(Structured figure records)
>>>

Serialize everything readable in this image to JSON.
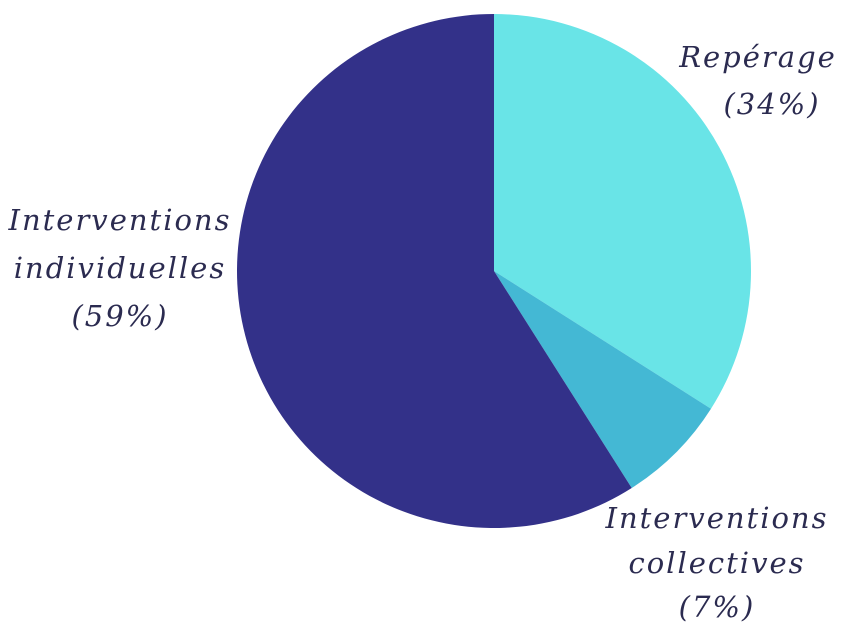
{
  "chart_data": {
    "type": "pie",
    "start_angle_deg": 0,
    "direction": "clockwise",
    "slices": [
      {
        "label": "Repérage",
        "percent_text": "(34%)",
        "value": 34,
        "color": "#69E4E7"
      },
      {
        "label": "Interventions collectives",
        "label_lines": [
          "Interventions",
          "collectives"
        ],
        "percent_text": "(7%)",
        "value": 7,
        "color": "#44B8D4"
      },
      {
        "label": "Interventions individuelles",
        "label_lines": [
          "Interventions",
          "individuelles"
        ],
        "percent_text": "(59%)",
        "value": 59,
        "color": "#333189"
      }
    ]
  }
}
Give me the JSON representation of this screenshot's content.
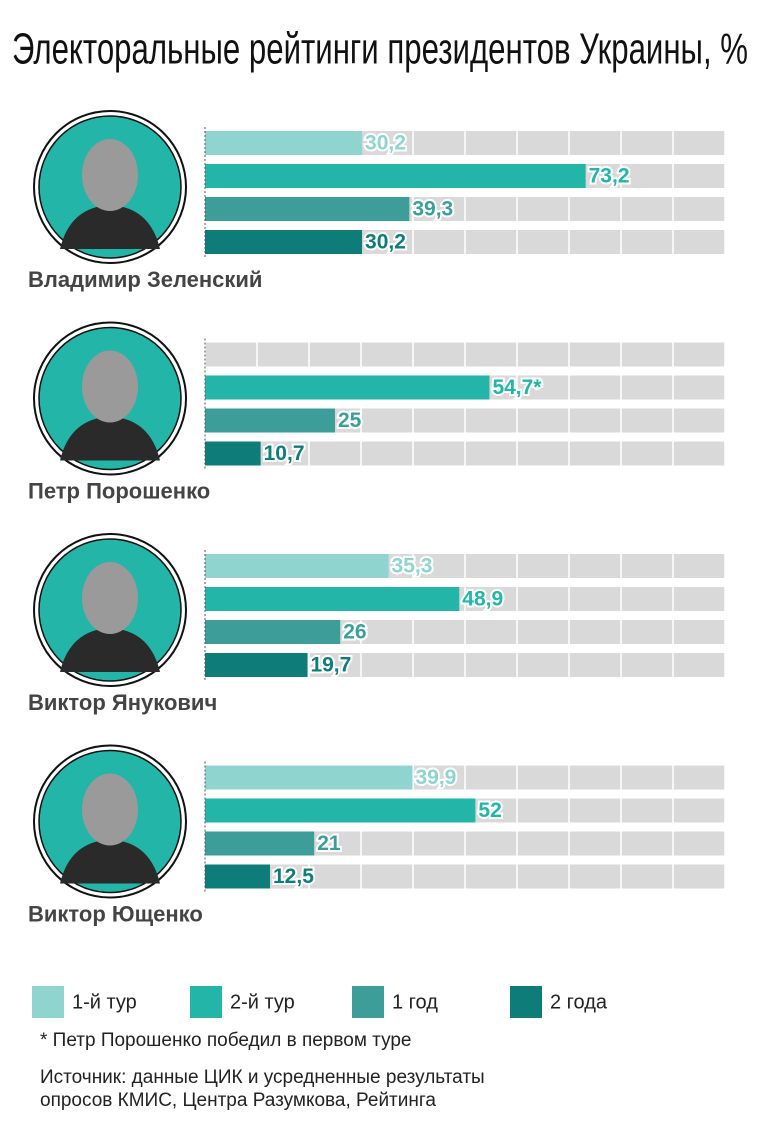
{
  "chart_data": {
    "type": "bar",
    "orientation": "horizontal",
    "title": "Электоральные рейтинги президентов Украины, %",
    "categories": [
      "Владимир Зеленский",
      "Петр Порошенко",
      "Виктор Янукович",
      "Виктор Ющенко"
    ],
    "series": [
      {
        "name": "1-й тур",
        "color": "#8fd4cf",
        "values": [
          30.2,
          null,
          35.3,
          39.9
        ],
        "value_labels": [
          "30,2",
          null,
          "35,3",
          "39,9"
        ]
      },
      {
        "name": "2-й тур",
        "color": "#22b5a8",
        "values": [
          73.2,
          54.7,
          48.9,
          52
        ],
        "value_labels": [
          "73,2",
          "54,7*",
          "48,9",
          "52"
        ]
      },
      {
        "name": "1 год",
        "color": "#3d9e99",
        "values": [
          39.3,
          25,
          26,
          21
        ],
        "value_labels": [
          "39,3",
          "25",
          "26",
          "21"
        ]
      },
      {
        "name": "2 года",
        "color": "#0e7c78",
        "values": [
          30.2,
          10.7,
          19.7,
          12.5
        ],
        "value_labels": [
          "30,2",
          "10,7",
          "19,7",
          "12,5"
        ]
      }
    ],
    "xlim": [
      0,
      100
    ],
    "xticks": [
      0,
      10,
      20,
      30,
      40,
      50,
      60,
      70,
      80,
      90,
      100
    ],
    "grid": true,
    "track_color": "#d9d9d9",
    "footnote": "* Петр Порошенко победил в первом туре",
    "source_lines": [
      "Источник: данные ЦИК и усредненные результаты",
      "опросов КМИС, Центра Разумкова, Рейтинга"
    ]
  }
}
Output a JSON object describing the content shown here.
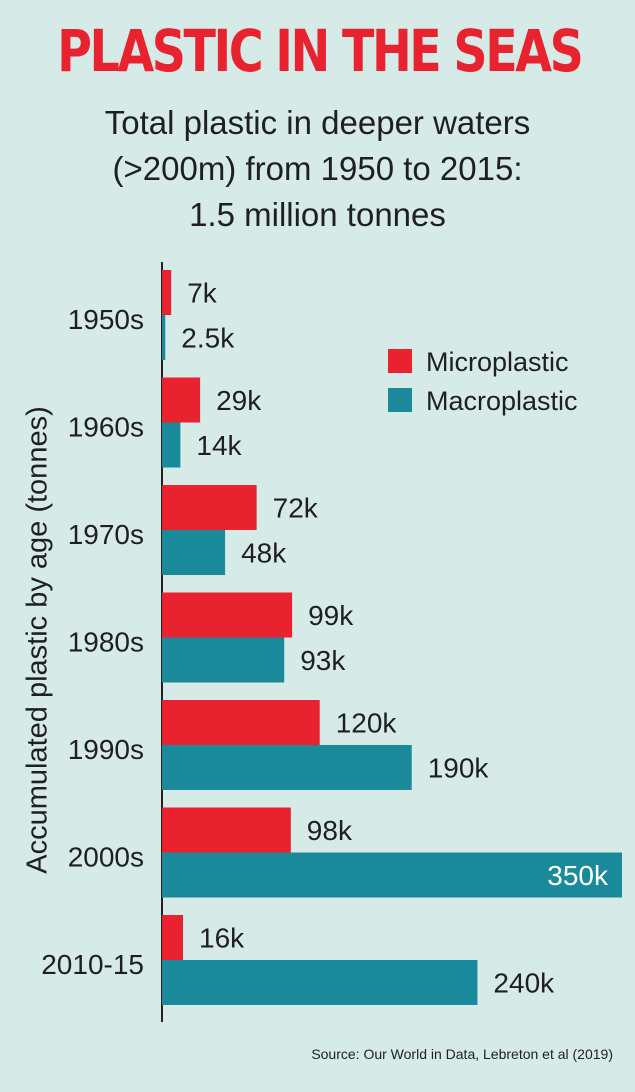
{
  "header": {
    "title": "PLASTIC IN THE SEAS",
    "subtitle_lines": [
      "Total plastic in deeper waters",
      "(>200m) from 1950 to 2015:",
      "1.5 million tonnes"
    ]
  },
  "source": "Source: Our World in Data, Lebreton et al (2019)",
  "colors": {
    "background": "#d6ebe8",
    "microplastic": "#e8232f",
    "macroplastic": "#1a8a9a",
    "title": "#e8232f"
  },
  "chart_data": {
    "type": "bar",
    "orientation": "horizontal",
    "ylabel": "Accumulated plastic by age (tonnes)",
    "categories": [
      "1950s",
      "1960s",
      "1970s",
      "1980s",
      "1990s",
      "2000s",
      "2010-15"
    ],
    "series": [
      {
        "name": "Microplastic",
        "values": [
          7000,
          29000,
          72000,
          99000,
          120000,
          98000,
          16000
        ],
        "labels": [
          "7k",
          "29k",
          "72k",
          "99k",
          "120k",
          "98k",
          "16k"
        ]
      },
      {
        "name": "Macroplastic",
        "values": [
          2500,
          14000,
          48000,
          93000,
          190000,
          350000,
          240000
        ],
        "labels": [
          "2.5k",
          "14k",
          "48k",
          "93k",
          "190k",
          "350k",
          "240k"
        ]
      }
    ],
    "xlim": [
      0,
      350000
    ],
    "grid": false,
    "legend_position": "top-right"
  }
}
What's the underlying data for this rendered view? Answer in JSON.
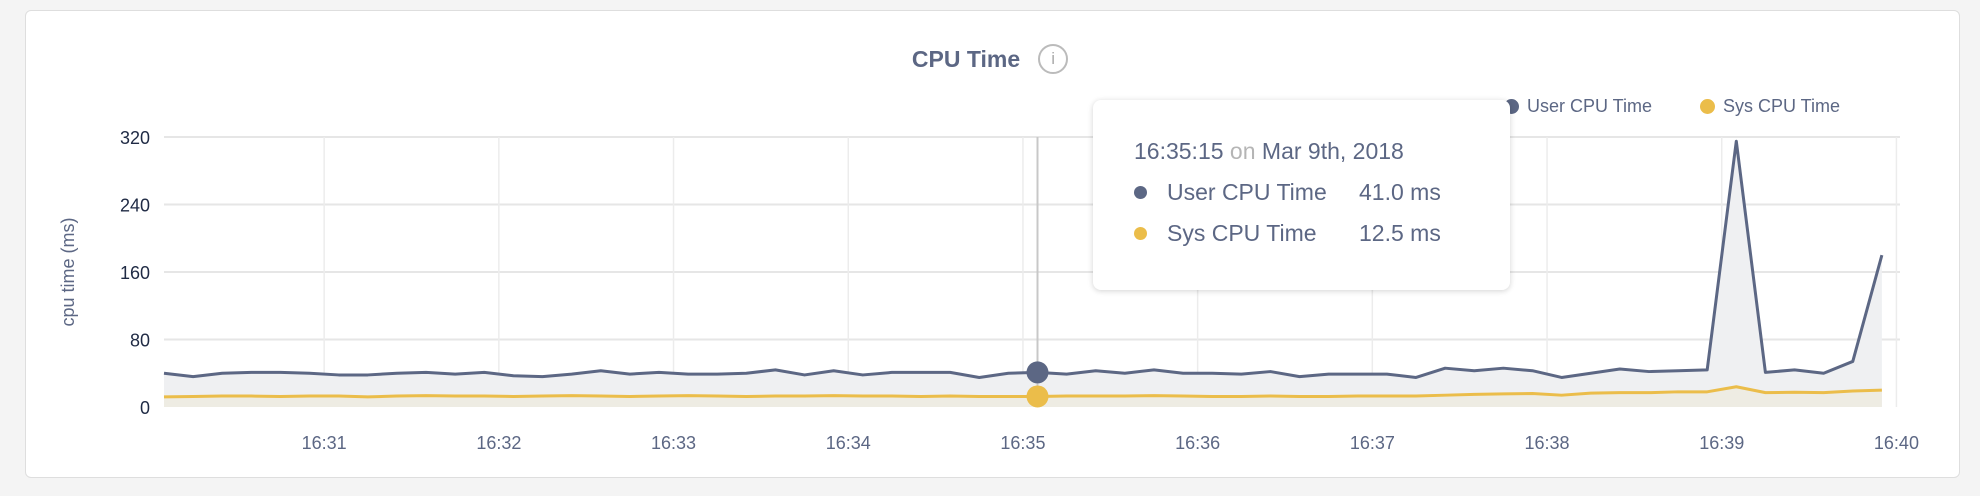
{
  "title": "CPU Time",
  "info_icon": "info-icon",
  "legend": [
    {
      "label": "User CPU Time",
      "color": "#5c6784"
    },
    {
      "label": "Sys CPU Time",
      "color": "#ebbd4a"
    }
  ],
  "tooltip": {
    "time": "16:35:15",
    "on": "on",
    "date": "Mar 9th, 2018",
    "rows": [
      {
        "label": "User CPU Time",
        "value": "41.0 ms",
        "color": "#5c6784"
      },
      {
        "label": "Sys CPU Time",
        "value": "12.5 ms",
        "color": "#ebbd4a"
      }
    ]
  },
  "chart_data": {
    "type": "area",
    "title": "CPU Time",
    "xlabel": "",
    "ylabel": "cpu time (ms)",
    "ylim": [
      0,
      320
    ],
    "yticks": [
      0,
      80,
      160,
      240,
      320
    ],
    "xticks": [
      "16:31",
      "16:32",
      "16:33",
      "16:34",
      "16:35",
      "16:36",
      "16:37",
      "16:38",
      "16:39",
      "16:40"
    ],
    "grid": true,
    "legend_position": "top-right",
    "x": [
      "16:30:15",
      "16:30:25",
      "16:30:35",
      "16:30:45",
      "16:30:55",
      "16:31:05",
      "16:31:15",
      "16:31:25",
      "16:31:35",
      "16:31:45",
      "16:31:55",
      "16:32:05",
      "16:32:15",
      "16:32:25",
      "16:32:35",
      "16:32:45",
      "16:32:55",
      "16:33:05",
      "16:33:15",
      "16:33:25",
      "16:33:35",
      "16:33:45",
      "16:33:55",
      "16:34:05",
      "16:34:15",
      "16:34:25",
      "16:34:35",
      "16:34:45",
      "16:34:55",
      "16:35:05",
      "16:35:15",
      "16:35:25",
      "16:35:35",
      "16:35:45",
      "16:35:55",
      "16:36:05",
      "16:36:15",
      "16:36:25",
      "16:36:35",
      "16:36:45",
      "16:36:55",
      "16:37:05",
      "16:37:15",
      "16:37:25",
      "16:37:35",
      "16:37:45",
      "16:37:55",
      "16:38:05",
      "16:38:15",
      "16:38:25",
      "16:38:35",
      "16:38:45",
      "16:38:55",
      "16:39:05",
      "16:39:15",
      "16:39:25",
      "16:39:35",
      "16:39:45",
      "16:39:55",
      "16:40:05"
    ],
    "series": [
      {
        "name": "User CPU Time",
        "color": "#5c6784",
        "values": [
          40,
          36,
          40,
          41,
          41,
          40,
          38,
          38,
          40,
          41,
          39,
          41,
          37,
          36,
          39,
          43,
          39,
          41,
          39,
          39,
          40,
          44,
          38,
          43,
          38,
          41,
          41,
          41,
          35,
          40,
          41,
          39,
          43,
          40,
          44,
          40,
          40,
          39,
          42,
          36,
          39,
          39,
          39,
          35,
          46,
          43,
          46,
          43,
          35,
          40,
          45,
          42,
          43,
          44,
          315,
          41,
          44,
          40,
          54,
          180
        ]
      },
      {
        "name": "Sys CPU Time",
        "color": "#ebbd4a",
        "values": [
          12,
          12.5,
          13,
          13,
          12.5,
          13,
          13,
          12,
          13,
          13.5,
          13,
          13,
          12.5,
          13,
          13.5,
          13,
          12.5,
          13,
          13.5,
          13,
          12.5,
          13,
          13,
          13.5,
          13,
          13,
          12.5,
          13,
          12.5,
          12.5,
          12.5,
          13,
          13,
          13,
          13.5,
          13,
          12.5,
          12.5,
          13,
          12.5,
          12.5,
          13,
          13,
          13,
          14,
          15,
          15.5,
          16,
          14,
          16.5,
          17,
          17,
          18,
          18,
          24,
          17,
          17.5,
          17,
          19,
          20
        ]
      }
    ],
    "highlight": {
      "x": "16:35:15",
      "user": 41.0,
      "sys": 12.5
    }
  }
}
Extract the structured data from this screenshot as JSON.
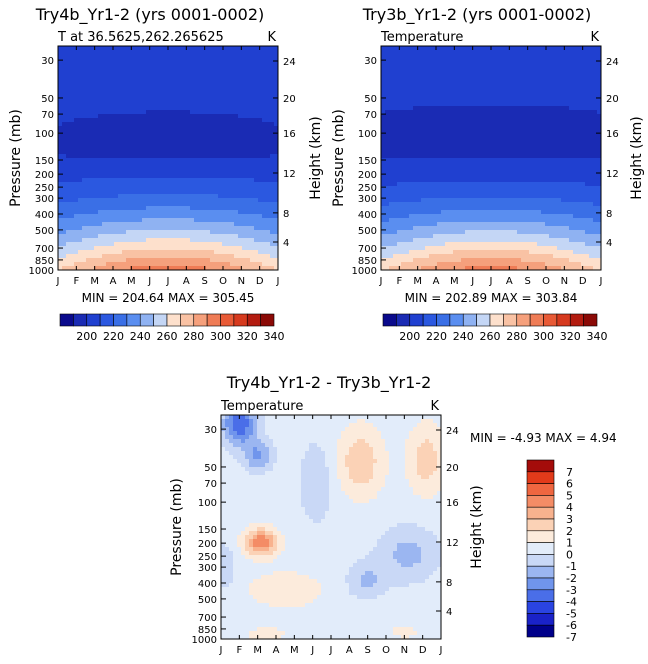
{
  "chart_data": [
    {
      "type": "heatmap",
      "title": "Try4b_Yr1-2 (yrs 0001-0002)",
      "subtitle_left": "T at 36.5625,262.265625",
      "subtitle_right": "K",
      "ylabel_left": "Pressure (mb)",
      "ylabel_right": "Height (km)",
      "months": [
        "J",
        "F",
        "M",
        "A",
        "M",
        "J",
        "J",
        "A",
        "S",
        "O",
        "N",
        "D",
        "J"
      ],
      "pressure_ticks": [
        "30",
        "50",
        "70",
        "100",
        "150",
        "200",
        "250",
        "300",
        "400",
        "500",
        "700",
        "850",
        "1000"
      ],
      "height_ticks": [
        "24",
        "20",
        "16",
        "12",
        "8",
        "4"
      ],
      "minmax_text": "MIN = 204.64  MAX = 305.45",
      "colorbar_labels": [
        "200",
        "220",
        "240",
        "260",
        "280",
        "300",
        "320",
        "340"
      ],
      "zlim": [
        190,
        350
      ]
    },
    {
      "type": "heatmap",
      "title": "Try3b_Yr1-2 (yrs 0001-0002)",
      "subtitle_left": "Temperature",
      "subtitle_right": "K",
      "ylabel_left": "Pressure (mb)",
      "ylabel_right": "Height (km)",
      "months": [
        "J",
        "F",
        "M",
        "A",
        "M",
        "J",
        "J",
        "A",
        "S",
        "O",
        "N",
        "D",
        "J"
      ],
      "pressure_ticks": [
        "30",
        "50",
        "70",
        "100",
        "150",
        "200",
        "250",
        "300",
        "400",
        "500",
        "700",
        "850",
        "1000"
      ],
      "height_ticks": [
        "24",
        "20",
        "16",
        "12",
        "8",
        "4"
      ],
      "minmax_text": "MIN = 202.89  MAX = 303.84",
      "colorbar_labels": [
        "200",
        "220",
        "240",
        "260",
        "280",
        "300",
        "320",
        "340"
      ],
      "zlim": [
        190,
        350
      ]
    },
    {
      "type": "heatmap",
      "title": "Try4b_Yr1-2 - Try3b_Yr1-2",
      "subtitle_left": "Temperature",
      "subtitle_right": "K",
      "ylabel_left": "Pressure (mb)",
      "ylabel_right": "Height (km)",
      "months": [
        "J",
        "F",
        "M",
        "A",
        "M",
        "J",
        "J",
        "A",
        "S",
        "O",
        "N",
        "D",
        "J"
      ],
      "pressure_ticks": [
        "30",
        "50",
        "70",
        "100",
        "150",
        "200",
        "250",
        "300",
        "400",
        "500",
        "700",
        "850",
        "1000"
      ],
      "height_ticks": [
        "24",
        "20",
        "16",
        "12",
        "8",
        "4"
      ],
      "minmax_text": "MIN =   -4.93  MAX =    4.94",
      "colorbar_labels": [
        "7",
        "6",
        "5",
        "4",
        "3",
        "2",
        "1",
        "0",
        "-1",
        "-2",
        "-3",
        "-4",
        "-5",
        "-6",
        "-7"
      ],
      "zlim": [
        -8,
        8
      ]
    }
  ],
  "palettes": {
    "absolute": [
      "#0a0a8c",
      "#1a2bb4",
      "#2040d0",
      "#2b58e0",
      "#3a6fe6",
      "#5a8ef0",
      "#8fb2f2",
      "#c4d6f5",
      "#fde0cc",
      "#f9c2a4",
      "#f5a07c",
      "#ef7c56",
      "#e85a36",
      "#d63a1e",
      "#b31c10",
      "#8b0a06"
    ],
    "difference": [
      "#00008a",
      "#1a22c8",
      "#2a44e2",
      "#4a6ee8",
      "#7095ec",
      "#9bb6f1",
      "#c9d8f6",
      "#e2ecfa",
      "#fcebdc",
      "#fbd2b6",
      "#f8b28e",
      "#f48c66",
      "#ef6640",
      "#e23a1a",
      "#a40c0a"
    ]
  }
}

<<<

*Job*
Only the number is wanted: how many lines of the material contain the word "from"?

*Full response*
2